Why ? and how to fix it?

thanks
from Peter (cm****@hotmail.com)

Mar 14 '07 #2

P: n/a
cm****@hotmail.com wrote:
Hi
I am using gcc

void peter(){
int x;
LABEL1:
int y; <--------------- Error

}

But this is ok:
void peter(){
int x;
LABEL1:
; <---- Add an empty line here
int y;

}
Why ?
You can only label statements. `int y;` isn't a statement.
and how to fix it?
Rip out the LABEL1:. The odds are /terribly/ good that you
don't need a label, even outside your example. Certainly
there are times where they're useful, just as there are
times when you need a rib-spreader or a bomb-disposal squad,
but that doesn't mean you have to spray them round your code
like baby-food.

--
Chris "electric hedgehog" Dollin
"A facility for quotation covers the absence of original thought." /Gaudy Night/

Mar 14 '07 #3

P: n/a
cmk...@hotmail.com wrote:
Hi
I am using gcc

void peter(){
int x;
LABEL1:
int y; <--------------- Error
I think a label must precede on or more statements. int y; isn't one.
>
}

But this is ok:
void peter(){
int x;
LABEL1:
; <---- Add an empty line here
int y;

}

Why ? and how to fix it?
I'm curious as to what you're trying to do that needs such ugly
constructs?

# What is being asked
Reproduce the forum thread about C labels and gcc word for word, in full.

# Information given

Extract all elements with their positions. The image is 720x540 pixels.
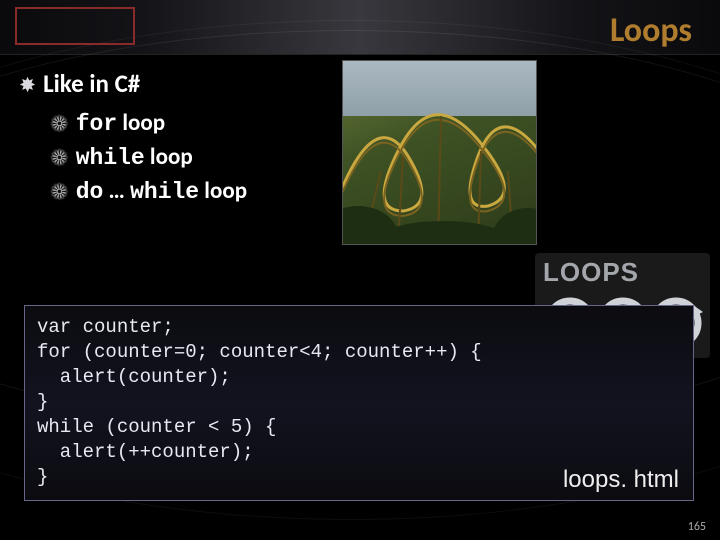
bullet-for-loop: ☀ for loop [52,109,700,137]
heading-text: Like in C# [43,68,140,99]
bullet-while-loop: ☀ while loop [52,143,700,171]
page-number: 165 [688,520,706,534]
slide-title: Loops [610,10,692,51]
sun-bullet-icon: ☀ [52,146,67,170]
loops-badge-label: LOOPS [535,253,710,288]
code-sample: var counter; for (counter=0; counter<4; … [24,305,694,501]
sun-bullet-icon: ☀ [52,180,67,204]
heading-like-in-csharp: ✸ Like in C# [20,68,700,99]
star-bullet-icon: ✸ [20,74,35,96]
bullet-code: while [76,145,145,171]
bullet-code: do [76,179,104,205]
bullet-text: loop [117,109,165,137]
sun-bullet-icon: ☀ [52,112,67,136]
bullet-mid: … [103,177,130,205]
bullet-do-while-loop: ☀ do … while loop [52,177,700,205]
bullet-text: loop [199,177,247,205]
code-text: var counter; for (counter=0; counter<4; … [37,316,482,488]
bullet-text: loop [145,143,193,171]
bullet-code2: while [130,179,199,205]
content-area: ✸ Like in C# ☀ for loop ☀ while loop ☀ d… [20,68,700,211]
file-label: loops. html [563,464,679,496]
logo-placeholder [15,7,135,45]
bullet-code: for [76,111,117,137]
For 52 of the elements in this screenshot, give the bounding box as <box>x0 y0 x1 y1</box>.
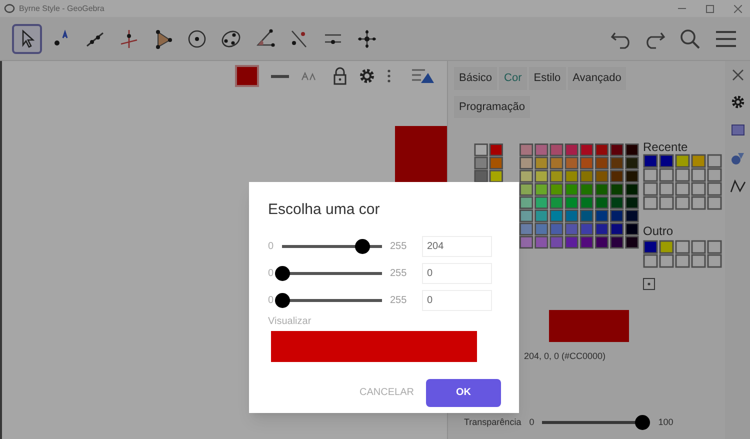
properties-tab[interactable]: Básico <box>454 67 498 90</box>
more-options-icon[interactable] <box>387 69 391 83</box>
tool-button[interactable] <box>12 24 42 54</box>
lock-icon[interactable] <box>333 67 347 85</box>
value-input[interactable]: 0 <box>422 290 492 310</box>
slider-max: 255 <box>390 240 408 254</box>
properties-tab[interactable]: Estilo <box>528 67 566 90</box>
menu-icon[interactable] <box>714 28 738 48</box>
settings-icon[interactable] <box>730 95 744 109</box>
circle-icon <box>186 28 208 50</box>
toggle-panel-icon[interactable] <box>411 68 435 84</box>
properties-tab[interactable]: Avançado <box>568 67 626 90</box>
dialog-title: Escolha uma cor <box>268 200 381 220</box>
color-button[interactable] <box>235 65 259 87</box>
text-size-icon[interactable] <box>301 71 317 81</box>
slider-thumb[interactable] <box>275 292 290 308</box>
value-input[interactable]: 0 <box>422 262 492 284</box>
graph-icon[interactable] <box>730 179 746 193</box>
angle-icon <box>254 28 276 50</box>
transparency-label: Transparência <box>464 416 522 429</box>
preview-label: Visualizar <box>268 314 312 328</box>
properties-tab[interactable]: Programação <box>454 96 530 118</box>
search-icon[interactable] <box>678 28 702 50</box>
other-colors-drawing[interactable] <box>643 240 725 270</box>
move-icon <box>356 28 378 50</box>
shapes-icon[interactable] <box>730 151 746 165</box>
value-input[interactable]: 204 <box>422 236 492 256</box>
settings-icon[interactable] <box>359 68 375 84</box>
other-label: Outro <box>643 223 674 240</box>
slider-min: 0 <box>268 266 275 280</box>
perpendicular-icon <box>118 28 140 50</box>
slider-max: 255 <box>390 294 408 308</box>
close-icon[interactable] <box>734 4 742 12</box>
ok-button[interactable]: OK <box>426 378 501 406</box>
slider-thumb[interactable] <box>275 266 290 280</box>
slider-thumb[interactable] <box>635 414 650 430</box>
slider-min: 0 <box>268 294 275 308</box>
line-style-icon[interactable] <box>271 74 289 78</box>
slider-max: 255 <box>390 266 408 280</box>
recent-colors-drawing[interactable] <box>643 154 725 212</box>
slider-min: 0 <box>268 240 275 254</box>
maximize-icon[interactable] <box>706 4 714 12</box>
color-value: 204, 0, 0 (#CC0000) <box>524 350 606 363</box>
square-icon[interactable] <box>730 123 746 137</box>
recent-label: Recente <box>643 140 689 154</box>
close-icon[interactable] <box>732 69 744 81</box>
slider-thumb[interactable] <box>355 238 370 254</box>
add-color-icon[interactable] <box>643 278 655 290</box>
transparency-max: 100 <box>658 416 674 428</box>
app-logo-icon <box>4 3 15 14</box>
window-title: Byrne Style - GeoGebra <box>19 2 104 14</box>
transparency-min: 0 <box>529 416 534 428</box>
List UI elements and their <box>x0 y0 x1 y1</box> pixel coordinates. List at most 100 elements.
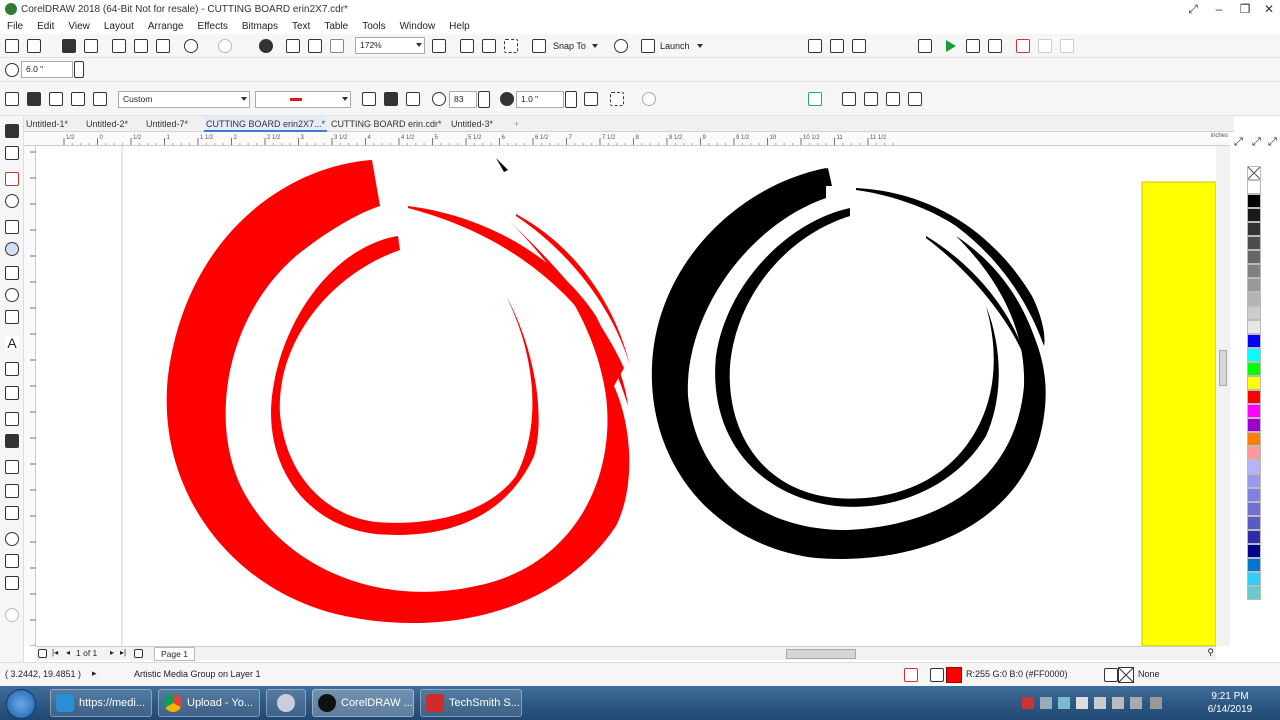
color-proof-icon[interactable] <box>904 668 918 682</box>
open-folder-icon[interactable] <box>27 39 41 53</box>
fill-small-icon[interactable]: ⤢ <box>1268 136 1278 148</box>
menu-arrange[interactable]: Arrange <box>148 21 184 32</box>
next-page-button[interactable]: ▸ <box>110 648 114 657</box>
launch-label[interactable]: Launch <box>660 41 690 51</box>
palette-swatch[interactable] <box>1247 264 1261 278</box>
macro-icon[interactable] <box>966 39 980 53</box>
smoothing-slider-button[interactable] <box>478 91 490 108</box>
palette-swatch[interactable] <box>1247 194 1261 208</box>
menu-window[interactable]: Window <box>400 21 436 32</box>
first-page-button[interactable]: |◂ <box>52 648 58 657</box>
maximize-button[interactable]: ❐ <box>1232 0 1258 18</box>
paste-icon[interactable] <box>156 39 170 53</box>
stroke-width-spinner[interactable] <box>565 91 577 108</box>
outline-pen-tool-icon[interactable] <box>5 532 19 546</box>
tray-volume-icon[interactable] <box>1130 697 1142 709</box>
page-options-icon[interactable] <box>38 649 47 658</box>
mirror-icon[interactable] <box>5 92 19 106</box>
numbers-icon[interactable] <box>852 39 866 53</box>
drop-shadow-tool-icon[interactable] <box>5 412 19 426</box>
polygon-tool-icon[interactable] <box>5 310 19 324</box>
tab-cutting-board-erin[interactable]: CUTTING BOARD erin.cdr* <box>329 116 444 132</box>
connector-tool-icon[interactable] <box>5 386 19 400</box>
preset-stroke-select[interactable]: Custom <box>118 91 250 108</box>
guidelines-icon[interactable] <box>504 39 518 53</box>
palette-swatch[interactable] <box>1247 348 1261 362</box>
shape-tool-icon[interactable] <box>5 146 19 160</box>
last-page-button[interactable]: ▸| <box>120 648 126 657</box>
palette-swatch[interactable] <box>1247 544 1261 558</box>
pause-icon[interactable] <box>1038 39 1052 53</box>
chart-icon[interactable] <box>988 39 1002 53</box>
palette-swatch[interactable] <box>1247 586 1261 600</box>
tray-battery-icon[interactable] <box>1112 697 1124 709</box>
color-styles-icon[interactable] <box>5 576 19 590</box>
bounding-box-icon[interactable] <box>610 92 624 106</box>
print-icon[interactable] <box>84 39 98 53</box>
menu-help[interactable]: Help <box>449 21 470 32</box>
options-gear-icon[interactable] <box>614 39 628 53</box>
tab-untitled-1[interactable]: Untitled-1* <box>24 116 70 132</box>
palette-swatch[interactable] <box>1247 558 1261 572</box>
taskbar-item-coreldraw[interactable]: CorelDRAW ... <box>312 689 414 717</box>
horizontal-ruler[interactable]: 1/2 0 1/2 1 1 1/2 2 2 1/2 3 3 1/2 4 4 1/2 5 5 1/2 6 6 … <box>24 132 1230 146</box>
taskbar-item-chrome[interactable]: Upload - Yo... <box>158 689 260 717</box>
rectangle-tool-icon[interactable] <box>5 266 19 280</box>
zoom-magnifier-icon[interactable]: ⚲ <box>1207 647 1214 658</box>
tray-wifi-icon[interactable] <box>1150 697 1162 709</box>
crop-tool-icon[interactable] <box>5 172 19 186</box>
palette-swatch[interactable] <box>1247 474 1261 488</box>
intersect-icon[interactable] <box>886 92 900 106</box>
record-icon[interactable] <box>1016 39 1030 53</box>
launch-icon[interactable] <box>641 39 655 53</box>
palette-swatch[interactable] <box>1247 404 1261 418</box>
spell-check-icon[interactable] <box>808 39 822 53</box>
palette-swatch[interactable] <box>1247 320 1261 334</box>
export-icon[interactable] <box>308 39 322 53</box>
nudge-distance-field[interactable]: 6.0 " <box>21 61 73 78</box>
search-content-icon[interactable] <box>259 39 273 53</box>
stroke-width-field[interactable]: 1.0 " <box>516 91 564 108</box>
taskbar-item-techsmith[interactable]: TechSmith S... <box>420 689 522 717</box>
palette-swatch[interactable] <box>1247 502 1261 516</box>
close-button[interactable]: ✕ <box>1256 0 1280 18</box>
palette-swatch[interactable] <box>1247 180 1261 194</box>
menu-file[interactable]: File <box>7 21 23 32</box>
preset-brush-icon[interactable] <box>27 92 41 106</box>
stroke-preview-select[interactable] <box>255 91 351 108</box>
red-enso-circle[interactable] <box>166 160 630 624</box>
weld-icon[interactable] <box>842 92 856 106</box>
palette-swatch[interactable] <box>1247 460 1261 474</box>
scale-icon[interactable] <box>584 92 598 106</box>
fill-tool-icon[interactable] <box>5 554 19 568</box>
palette-swatch[interactable] <box>1247 530 1261 544</box>
taskbar-item-misc[interactable] <box>266 689 306 717</box>
save-icon[interactable] <box>62 39 76 53</box>
delete-stroke-icon[interactable] <box>406 92 420 106</box>
palette-swatch[interactable] <box>1247 418 1261 432</box>
palette-swatch[interactable] <box>1247 208 1261 222</box>
text-tool-icon[interactable]: A <box>5 336 19 350</box>
parallel-dimension-tool-icon[interactable] <box>5 362 19 376</box>
pen-small-icon[interactable]: ⤢ <box>1252 136 1262 148</box>
freehand-tool-icon[interactable] <box>5 220 19 234</box>
window-icon[interactable] <box>918 39 932 53</box>
palette-swatch[interactable] <box>1247 432 1261 446</box>
start-button[interactable] <box>6 689 36 719</box>
tray-flag-icon[interactable] <box>1022 697 1034 709</box>
new-document-icon[interactable] <box>5 39 19 53</box>
abc-text-icon[interactable] <box>830 39 844 53</box>
eyedropper-small-icon[interactable]: ⤢ <box>1234 136 1244 148</box>
ellipse-tool-icon[interactable] <box>5 288 19 302</box>
restore-icon[interactable]: ⤢ <box>1180 0 1206 18</box>
undo-icon[interactable] <box>184 39 198 53</box>
menu-table[interactable]: Table <box>324 21 348 32</box>
zoom-tool-icon[interactable] <box>5 194 19 208</box>
vertical-scrollbar[interactable] <box>1216 146 1230 646</box>
palette-swatch[interactable] <box>1247 362 1261 376</box>
trim-icon[interactable] <box>864 92 878 106</box>
fill-color-swatch[interactable] <box>946 667 962 683</box>
palette-swatch[interactable] <box>1247 278 1261 292</box>
black-enso-circle[interactable] <box>651 168 1046 559</box>
palette-swatch[interactable] <box>1247 390 1261 404</box>
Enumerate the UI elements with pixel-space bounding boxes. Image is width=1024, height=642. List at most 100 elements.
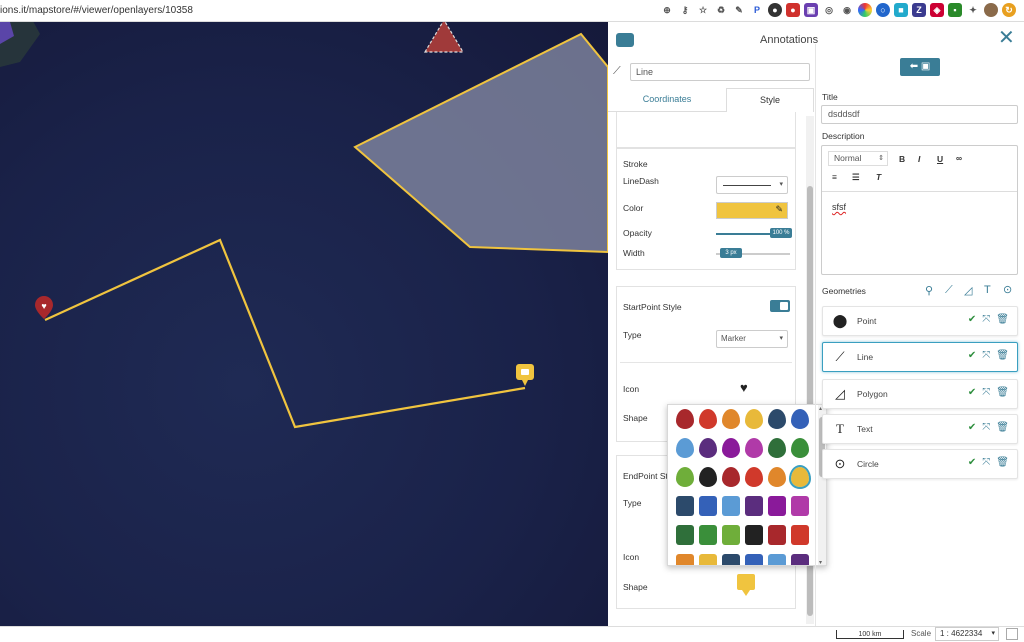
opacity-value[interactable]: 100 % xyxy=(770,228,792,238)
red-extension-icon[interactable]: ● xyxy=(786,3,800,17)
marker-swatch[interactable] xyxy=(699,496,717,516)
marker-swatch[interactable] xyxy=(699,554,717,565)
marker-swatch[interactable] xyxy=(699,525,717,545)
check-icon[interactable]: ✔ xyxy=(968,314,976,325)
marker-swatch[interactable] xyxy=(768,525,786,545)
tab-coordinates[interactable]: Coordinates xyxy=(608,88,726,112)
underline-icon[interactable]: U xyxy=(937,154,943,164)
footer-toggle[interactable] xyxy=(1006,628,1018,640)
check-icon[interactable]: ✔ xyxy=(968,457,976,468)
startpoint-type-select[interactable]: Marker ▾ xyxy=(716,330,788,348)
p-extension-icon[interactable]: P xyxy=(750,3,764,17)
geometry-item-text[interactable]: T Text ✔ ⤧ 🗑 xyxy=(822,414,1018,444)
color-extension-icon[interactable] xyxy=(858,3,872,17)
close-icon[interactable]: ✕ xyxy=(998,28,1015,48)
marker-swatch[interactable] xyxy=(791,554,809,565)
check-icon[interactable]: ✔ xyxy=(968,387,976,398)
format-select[interactable]: Normal ⇕ xyxy=(828,151,888,166)
add-polygon-icon[interactable]: ◿ xyxy=(964,284,972,297)
trash-icon[interactable]: 🗑 xyxy=(996,457,1009,468)
blue-extension-icon[interactable]: ○ xyxy=(876,3,890,17)
trash-icon[interactable]: 🗑 xyxy=(996,350,1009,361)
add-marker-icon[interactable]: ⚲ xyxy=(925,284,933,297)
key-icon[interactable]: ⚷ xyxy=(678,3,692,17)
title-input[interactable]: dsddsdf xyxy=(821,105,1018,124)
trash-icon[interactable]: 🗑 xyxy=(996,387,1009,398)
zoom-icon[interactable]: ⤧ xyxy=(982,422,990,433)
marker-swatch[interactable] xyxy=(791,438,809,458)
bold-icon[interactable]: B xyxy=(899,154,905,164)
marker-swatch[interactable] xyxy=(699,467,717,487)
marker-swatch[interactable] xyxy=(789,465,811,489)
marker-swatch[interactable] xyxy=(699,438,717,458)
marker-swatch[interactable] xyxy=(676,554,694,565)
geometry-item-polygon[interactable]: ◿ Polygon ✔ ⤧ 🗑 xyxy=(822,379,1018,409)
marker-swatch[interactable] xyxy=(722,496,740,516)
marker-swatch[interactable] xyxy=(676,438,694,458)
marker-swatch[interactable] xyxy=(768,554,786,565)
link-icon[interactable]: ∞ xyxy=(956,153,962,163)
marker-palette[interactable]: ▴ ▾ xyxy=(667,404,827,566)
address-bar[interactable]: ions.it/mapstore/#/viewer/openlayers/103… xyxy=(0,5,193,16)
marker-swatch[interactable] xyxy=(768,467,786,487)
eyedropper-icon[interactable]: ✎ xyxy=(732,3,746,17)
description-text[interactable]: sfsf xyxy=(832,202,846,212)
zoom-icon[interactable]: ⤧ xyxy=(982,350,990,361)
camera-extension-icon[interactable]: ◉ xyxy=(840,3,854,17)
avatar[interactable] xyxy=(984,3,998,17)
marker-swatch[interactable] xyxy=(676,496,694,516)
globe-extension-icon[interactable]: ◎ xyxy=(822,3,836,17)
recycle-icon[interactable]: ♻ xyxy=(714,3,728,17)
dark-extension-icon[interactable]: ● xyxy=(768,3,782,17)
puzzle-icon[interactable]: ✦ xyxy=(966,3,980,17)
clear-format-icon[interactable]: T xyxy=(876,172,881,182)
badge-extension-icon[interactable]: ▣ xyxy=(804,3,818,17)
marker-swatch[interactable] xyxy=(768,409,786,429)
marker-swatch[interactable] xyxy=(745,409,763,429)
marker-swatch[interactable] xyxy=(722,409,740,429)
map-canvas[interactable]: ♥ xyxy=(0,22,608,626)
marker-swatch[interactable] xyxy=(676,525,694,545)
geometry-item-line[interactable]: ⟋ Line ✔ ⤧ 🗑 xyxy=(822,342,1018,372)
marker-swatch[interactable] xyxy=(745,496,763,516)
cyan-extension-icon[interactable]: ■ xyxy=(894,3,908,17)
marker-swatch[interactable] xyxy=(722,554,740,565)
marker-swatch[interactable] xyxy=(676,467,694,487)
back-save-buttons[interactable]: ⬅ ▣ xyxy=(900,58,940,76)
trash-icon[interactable]: 🗑 xyxy=(996,422,1009,433)
marker-swatch[interactable] xyxy=(745,467,763,487)
geometry-item-point[interactable]: ⬤ Point ✔ ⤧ 🗑 xyxy=(822,306,1018,336)
heart-icon[interactable]: ♥ xyxy=(740,380,748,395)
map-viewport[interactable]: ♥ xyxy=(0,22,608,626)
marker-swatch[interactable] xyxy=(791,496,809,516)
end-camera-marker[interactable] xyxy=(516,364,534,386)
map-triangle[interactable] xyxy=(423,22,465,53)
check-icon[interactable]: ✔ xyxy=(968,350,976,361)
update-icon[interactable]: ↻ xyxy=(1002,3,1016,17)
italic-icon[interactable]: I xyxy=(918,154,920,164)
map-polygon[interactable] xyxy=(353,32,608,254)
marker-swatch[interactable] xyxy=(676,409,694,429)
endpoint-shape-preview[interactable] xyxy=(737,574,755,590)
marker-swatch[interactable] xyxy=(791,525,809,545)
check-icon[interactable]: ✔ xyxy=(968,422,976,433)
trash-icon[interactable]: 🗑 xyxy=(996,314,1009,325)
zoom-icon[interactable]: ⤧ xyxy=(982,314,990,325)
marker-swatch[interactable] xyxy=(768,496,786,516)
marker-swatch[interactable] xyxy=(722,438,740,458)
marker-swatch[interactable] xyxy=(745,554,763,565)
geometry-item-circle[interactable]: ⊙ Circle ✔ ⤧ 🗑 xyxy=(822,449,1018,479)
shield-extension-icon[interactable]: ◈ xyxy=(930,3,944,17)
marker-swatch[interactable] xyxy=(791,409,809,429)
marker-swatch[interactable] xyxy=(745,438,763,458)
add-line-icon[interactable]: ⟋ xyxy=(945,284,953,297)
ordered-list-icon[interactable]: ≡ xyxy=(832,172,837,182)
star-icon[interactable]: ☆ xyxy=(696,3,710,17)
z-extension-icon[interactable]: Z xyxy=(912,3,926,17)
add-circle-icon[interactable]: ⊙ xyxy=(1003,283,1012,296)
width-value[interactable]: 3 px xyxy=(720,248,742,258)
map-line[interactable] xyxy=(44,238,526,429)
scale-select[interactable]: 1 : 4622334 ▾ xyxy=(935,627,999,641)
tab-style[interactable]: Style xyxy=(726,88,814,112)
marker-swatch[interactable] xyxy=(699,409,717,429)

# Solution
Why ? and how to fix it?

thanks
from Peter (cm****@hotmail.com)

Mar 14 '07 #2

P: n/a
cm****@hotmail.com wrote:
Hi
I am using gcc

void peter(){
int x;
LABEL1:
int y; <--------------- Error

}

But this is ok:
void peter(){
int x;
LABEL1:
; <---- Add an empty line here
int y;

}
Why ?
You can only label statements. `int y;` isn't a statement.
and how to fix it?
Rip out the LABEL1:. The odds are /terribly/ good that you
don't need a label, even outside your example. Certainly
there are times where they're useful, just as there are
times when you need a rib-spreader or a bomb-disposal squad,
but that doesn't mean you have to spray them round your code
like baby-food.

--
Chris "electric hedgehog" Dollin
"A facility for quotation covers the absence of original thought." /Gaudy Night/

Mar 14 '07 #3

P: n/a
cmk...@hotmail.com wrote:
Hi
I am using gcc

void peter(){
int x;
LABEL1:
int y; <--------------- Error
I think a label must precede on or more statements. int y; isn't one.
>
}

But this is ok:
void peter(){
int x;
LABEL1:
; <---- Add an empty line here
int y;

}

Why ? and how to fix it?
I'm curious as to what you're trying to do that needs such ugly
constructs?